EXERCISE DIRECTIONS: Don't copy the pictures; return every other part of the records exactly.

EXTRACTED INFORMATION:
(begin)
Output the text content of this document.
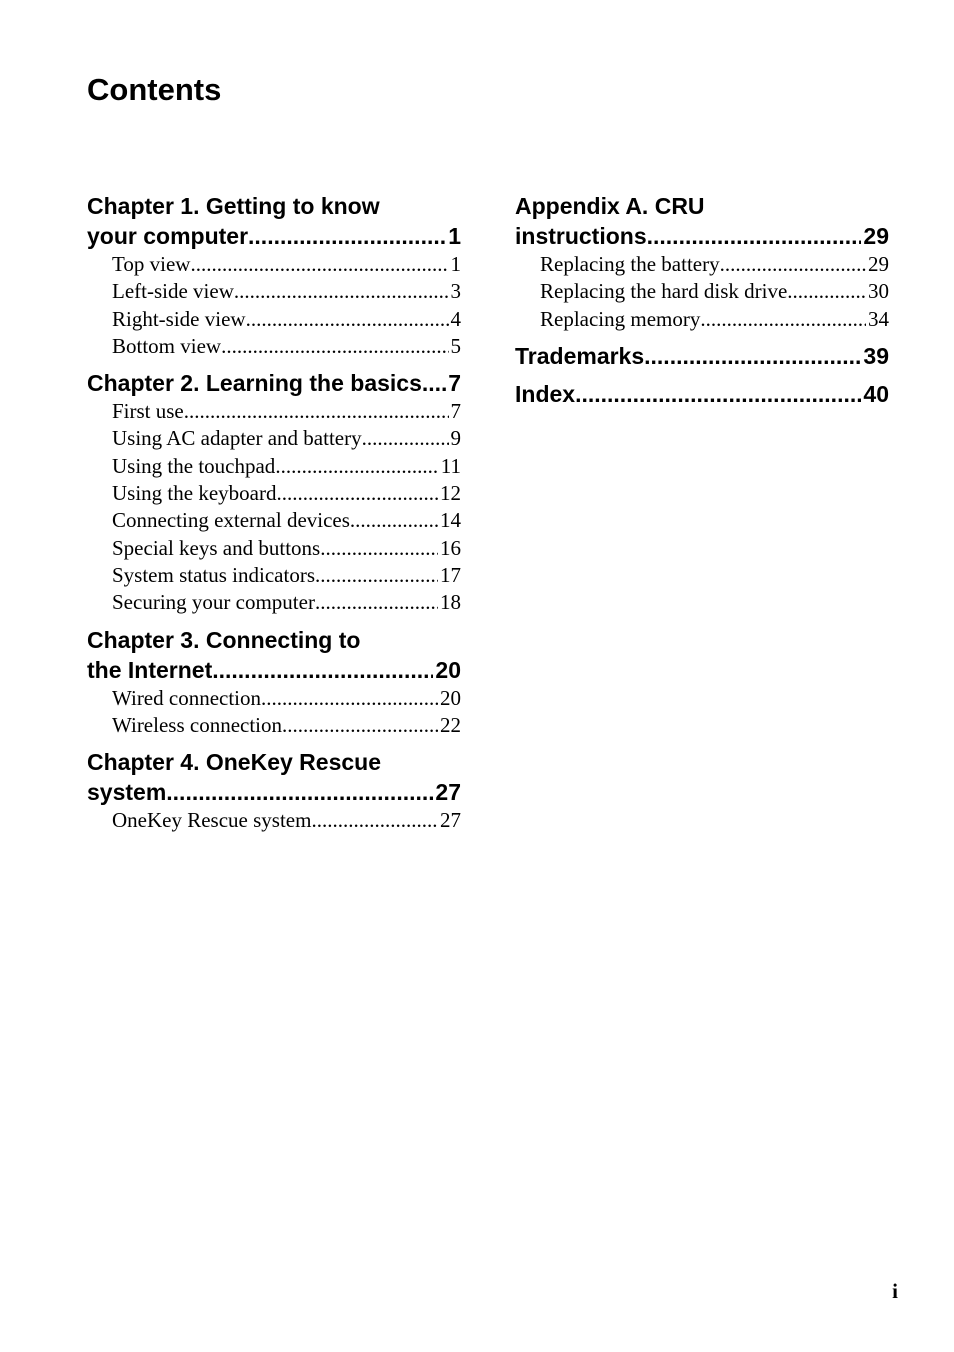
Contents
Chapter 1. Getting to know
your computer .....	1
Top view .....	1
Left-side view .....	3
Right-side view .....	4
Bottom view .....	5
Chapter 2. Learning the basics ..... 7
First use .....	7
Using AC adapter and battery .....	9
Using the touchpad .....	11
Using the keyboard .....	12
Connecting external devices .....	14
Special keys and buttons .....	16
System status indicators .....	17
Securing your computer .....	18
Chapter 3. Connecting to
the Internet .....	20
Wired connection .....	20
Wireless connection .....	22
Chapter 4. OneKey Rescue
system .....	27
OneKey Rescue system .....	27
Appendix A. CRU
instructions .....	29
Replacing the battery .....	29
Replacing the hard disk drive .....	30
Replacing memory .....	34
Trademarks .....	39
Index .....	40
i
(end)
CORRECT RESPONSE:
Output the text content of this document.
Contents
Chapter 1. Getting to know
your computer .....	1
Top view .....	1
Left-side view .....	3
Right-side view .....	4
Bottom view .....	5
Chapter 2. Learning the basics ..... 7
First use .....	7
Using AC adapter and battery .....	9
Using the touchpad .....	11
Using the keyboard .....	12
Connecting external devices .....	14
Special keys and buttons .....	16
System status indicators .....	17
Securing your computer .....	18
Chapter 3. Connecting to
the Internet .....	20
Wired connection .....	20
Wireless connection .....	22
Chapter 4. OneKey Rescue
system .....	27
OneKey Rescue system .....	27
Appendix A. CRU
instructions .....	29
Replacing the battery .....	29
Replacing the hard disk drive .....	30
Replacing memory .....	34
Trademarks .....	39
Index .....	40
i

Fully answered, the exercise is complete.